• **Given request**
Pictures do not belong in the copy; restate the records below word for word.

* start Information shown *

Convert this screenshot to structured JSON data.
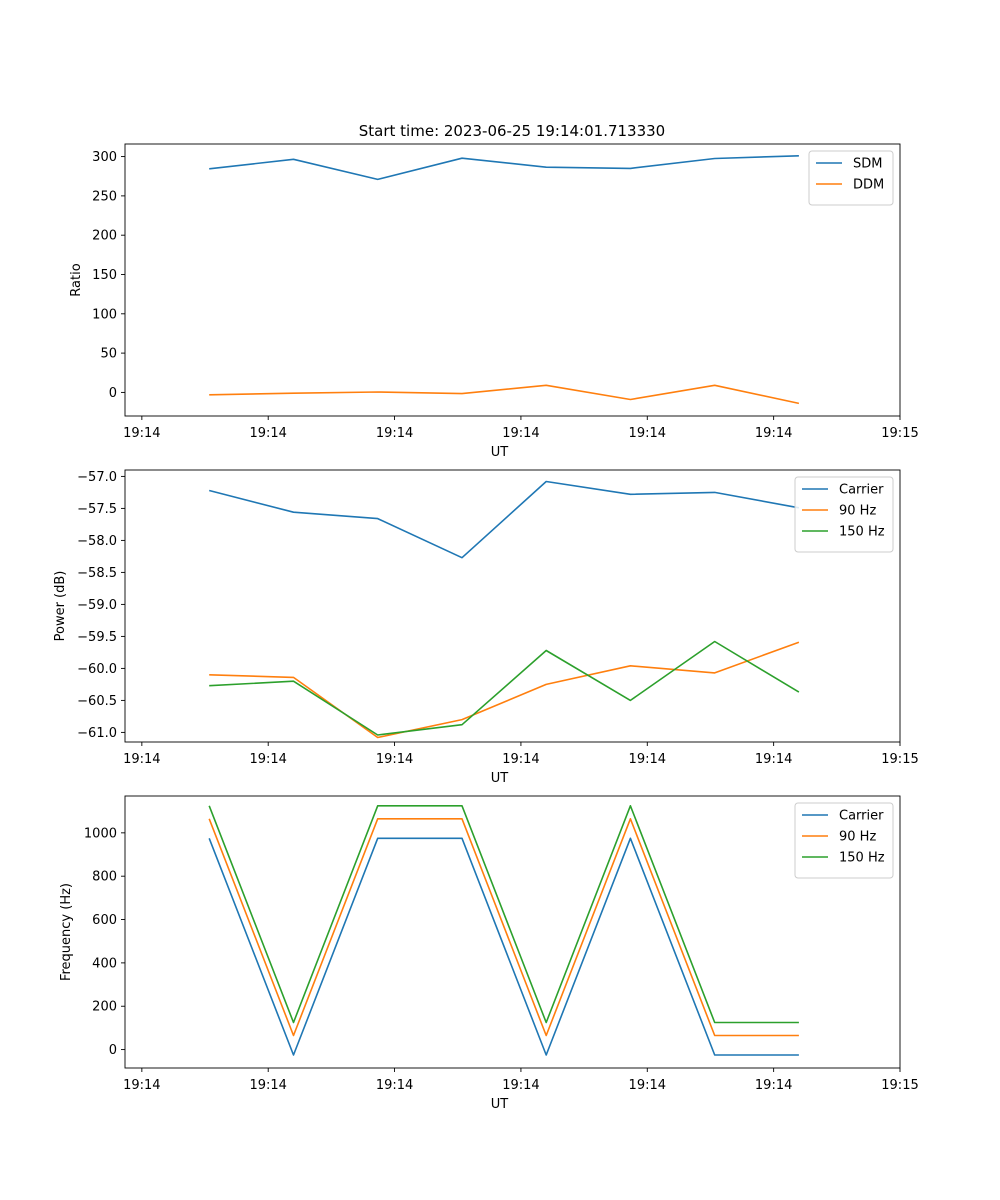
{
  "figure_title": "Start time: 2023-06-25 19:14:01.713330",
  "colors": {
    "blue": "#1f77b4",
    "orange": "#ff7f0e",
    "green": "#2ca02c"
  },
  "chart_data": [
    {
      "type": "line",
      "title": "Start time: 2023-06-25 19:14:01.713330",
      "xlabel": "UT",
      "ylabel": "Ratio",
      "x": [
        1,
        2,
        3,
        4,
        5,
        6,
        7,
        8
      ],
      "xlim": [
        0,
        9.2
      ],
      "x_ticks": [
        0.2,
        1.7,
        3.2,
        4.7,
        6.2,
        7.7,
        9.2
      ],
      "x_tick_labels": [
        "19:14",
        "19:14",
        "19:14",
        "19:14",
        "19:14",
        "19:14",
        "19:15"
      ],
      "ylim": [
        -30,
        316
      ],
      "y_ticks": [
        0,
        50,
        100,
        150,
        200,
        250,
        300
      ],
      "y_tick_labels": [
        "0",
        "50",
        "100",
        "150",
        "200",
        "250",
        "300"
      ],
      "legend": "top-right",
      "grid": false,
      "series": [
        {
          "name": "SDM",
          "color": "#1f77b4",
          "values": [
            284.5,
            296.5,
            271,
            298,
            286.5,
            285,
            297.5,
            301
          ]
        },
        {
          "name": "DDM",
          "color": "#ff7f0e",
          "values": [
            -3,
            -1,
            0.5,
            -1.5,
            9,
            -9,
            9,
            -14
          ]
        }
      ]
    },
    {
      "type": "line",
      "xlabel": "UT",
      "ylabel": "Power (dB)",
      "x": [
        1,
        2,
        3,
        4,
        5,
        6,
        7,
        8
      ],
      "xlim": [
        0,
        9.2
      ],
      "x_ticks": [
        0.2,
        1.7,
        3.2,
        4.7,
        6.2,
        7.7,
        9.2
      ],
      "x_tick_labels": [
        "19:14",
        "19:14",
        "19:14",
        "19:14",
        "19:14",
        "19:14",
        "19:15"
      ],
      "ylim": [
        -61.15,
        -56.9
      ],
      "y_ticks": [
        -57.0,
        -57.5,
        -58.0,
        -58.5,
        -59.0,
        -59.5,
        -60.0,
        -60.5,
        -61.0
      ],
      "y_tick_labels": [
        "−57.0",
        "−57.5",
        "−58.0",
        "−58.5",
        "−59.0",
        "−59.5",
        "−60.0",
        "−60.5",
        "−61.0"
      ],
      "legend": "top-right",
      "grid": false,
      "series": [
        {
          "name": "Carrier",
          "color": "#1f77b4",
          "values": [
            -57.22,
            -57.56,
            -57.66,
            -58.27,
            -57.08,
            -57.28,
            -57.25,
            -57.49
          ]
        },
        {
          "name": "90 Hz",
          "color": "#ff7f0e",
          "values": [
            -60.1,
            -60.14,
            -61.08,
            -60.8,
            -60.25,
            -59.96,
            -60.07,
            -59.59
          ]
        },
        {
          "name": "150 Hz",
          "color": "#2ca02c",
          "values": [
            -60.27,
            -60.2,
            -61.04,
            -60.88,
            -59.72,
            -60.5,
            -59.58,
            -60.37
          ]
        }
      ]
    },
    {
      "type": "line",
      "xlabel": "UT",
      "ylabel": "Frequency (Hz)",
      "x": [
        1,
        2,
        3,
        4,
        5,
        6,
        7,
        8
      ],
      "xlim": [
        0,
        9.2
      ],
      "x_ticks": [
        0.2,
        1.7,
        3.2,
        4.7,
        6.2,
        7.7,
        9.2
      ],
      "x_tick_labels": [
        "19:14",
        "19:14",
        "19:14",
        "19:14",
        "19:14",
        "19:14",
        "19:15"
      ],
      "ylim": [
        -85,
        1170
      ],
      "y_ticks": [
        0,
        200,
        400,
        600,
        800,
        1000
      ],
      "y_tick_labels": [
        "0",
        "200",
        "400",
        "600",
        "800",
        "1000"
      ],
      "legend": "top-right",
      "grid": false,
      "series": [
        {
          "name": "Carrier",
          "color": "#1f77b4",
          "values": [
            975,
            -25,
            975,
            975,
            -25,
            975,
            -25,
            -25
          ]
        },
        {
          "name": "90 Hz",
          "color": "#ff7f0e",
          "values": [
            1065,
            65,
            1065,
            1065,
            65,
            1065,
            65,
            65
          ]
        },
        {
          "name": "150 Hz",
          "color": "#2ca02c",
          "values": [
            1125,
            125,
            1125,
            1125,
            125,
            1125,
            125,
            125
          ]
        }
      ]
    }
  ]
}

* end Information shown *

• **Result of the task**
Convert this screenshot to structured JSON data.
{
  "figure_title": "Start time: 2023-06-25 19:14:01.713330",
  "colors": {
    "blue": "#1f77b4",
    "orange": "#ff7f0e",
    "green": "#2ca02c"
  },
  "chart_data": [
    {
      "type": "line",
      "title": "Start time: 2023-06-25 19:14:01.713330",
      "xlabel": "UT",
      "ylabel": "Ratio",
      "x": [
        1,
        2,
        3,
        4,
        5,
        6,
        7,
        8
      ],
      "xlim": [
        0,
        9.2
      ],
      "x_ticks": [
        0.2,
        1.7,
        3.2,
        4.7,
        6.2,
        7.7,
        9.2
      ],
      "x_tick_labels": [
        "19:14",
        "19:14",
        "19:14",
        "19:14",
        "19:14",
        "19:14",
        "19:15"
      ],
      "ylim": [
        -30,
        316
      ],
      "y_ticks": [
        0,
        50,
        100,
        150,
        200,
        250,
        300
      ],
      "y_tick_labels": [
        "0",
        "50",
        "100",
        "150",
        "200",
        "250",
        "300"
      ],
      "legend": "top-right",
      "grid": false,
      "series": [
        {
          "name": "SDM",
          "color": "#1f77b4",
          "values": [
            284.5,
            296.5,
            271,
            298,
            286.5,
            285,
            297.5,
            301
          ]
        },
        {
          "name": "DDM",
          "color": "#ff7f0e",
          "values": [
            -3,
            -1,
            0.5,
            -1.5,
            9,
            -9,
            9,
            -14
          ]
        }
      ]
    },
    {
      "type": "line",
      "xlabel": "UT",
      "ylabel": "Power (dB)",
      "x": [
        1,
        2,
        3,
        4,
        5,
        6,
        7,
        8
      ],
      "xlim": [
        0,
        9.2
      ],
      "x_ticks": [
        0.2,
        1.7,
        3.2,
        4.7,
        6.2,
        7.7,
        9.2
      ],
      "x_tick_labels": [
        "19:14",
        "19:14",
        "19:14",
        "19:14",
        "19:14",
        "19:14",
        "19:15"
      ],
      "ylim": [
        -61.15,
        -56.9
      ],
      "y_ticks": [
        -57.0,
        -57.5,
        -58.0,
        -58.5,
        -59.0,
        -59.5,
        -60.0,
        -60.5,
        -61.0
      ],
      "y_tick_labels": [
        "−57.0",
        "−57.5",
        "−58.0",
        "−58.5",
        "−59.0",
        "−59.5",
        "−60.0",
        "−60.5",
        "−61.0"
      ],
      "legend": "top-right",
      "grid": false,
      "series": [
        {
          "name": "Carrier",
          "color": "#1f77b4",
          "values": [
            -57.22,
            -57.56,
            -57.66,
            -58.27,
            -57.08,
            -57.28,
            -57.25,
            -57.49
          ]
        },
        {
          "name": "90 Hz",
          "color": "#ff7f0e",
          "values": [
            -60.1,
            -60.14,
            -61.08,
            -60.8,
            -60.25,
            -59.96,
            -60.07,
            -59.59
          ]
        },
        {
          "name": "150 Hz",
          "color": "#2ca02c",
          "values": [
            -60.27,
            -60.2,
            -61.04,
            -60.88,
            -59.72,
            -60.5,
            -59.58,
            -60.37
          ]
        }
      ]
    },
    {
      "type": "line",
      "xlabel": "UT",
      "ylabel": "Frequency (Hz)",
      "x": [
        1,
        2,
        3,
        4,
        5,
        6,
        7,
        8
      ],
      "xlim": [
        0,
        9.2
      ],
      "x_ticks": [
        0.2,
        1.7,
        3.2,
        4.7,
        6.2,
        7.7,
        9.2
      ],
      "x_tick_labels": [
        "19:14",
        "19:14",
        "19:14",
        "19:14",
        "19:14",
        "19:14",
        "19:15"
      ],
      "ylim": [
        -85,
        1170
      ],
      "y_ticks": [
        0,
        200,
        400,
        600,
        800,
        1000
      ],
      "y_tick_labels": [
        "0",
        "200",
        "400",
        "600",
        "800",
        "1000"
      ],
      "legend": "top-right",
      "grid": false,
      "series": [
        {
          "name": "Carrier",
          "color": "#1f77b4",
          "values": [
            975,
            -25,
            975,
            975,
            -25,
            975,
            -25,
            -25
          ]
        },
        {
          "name": "90 Hz",
          "color": "#ff7f0e",
          "values": [
            1065,
            65,
            1065,
            1065,
            65,
            1065,
            65,
            65
          ]
        },
        {
          "name": "150 Hz",
          "color": "#2ca02c",
          "values": [
            1125,
            125,
            1125,
            1125,
            125,
            1125,
            125,
            125
          ]
        }
      ]
    }
  ]
}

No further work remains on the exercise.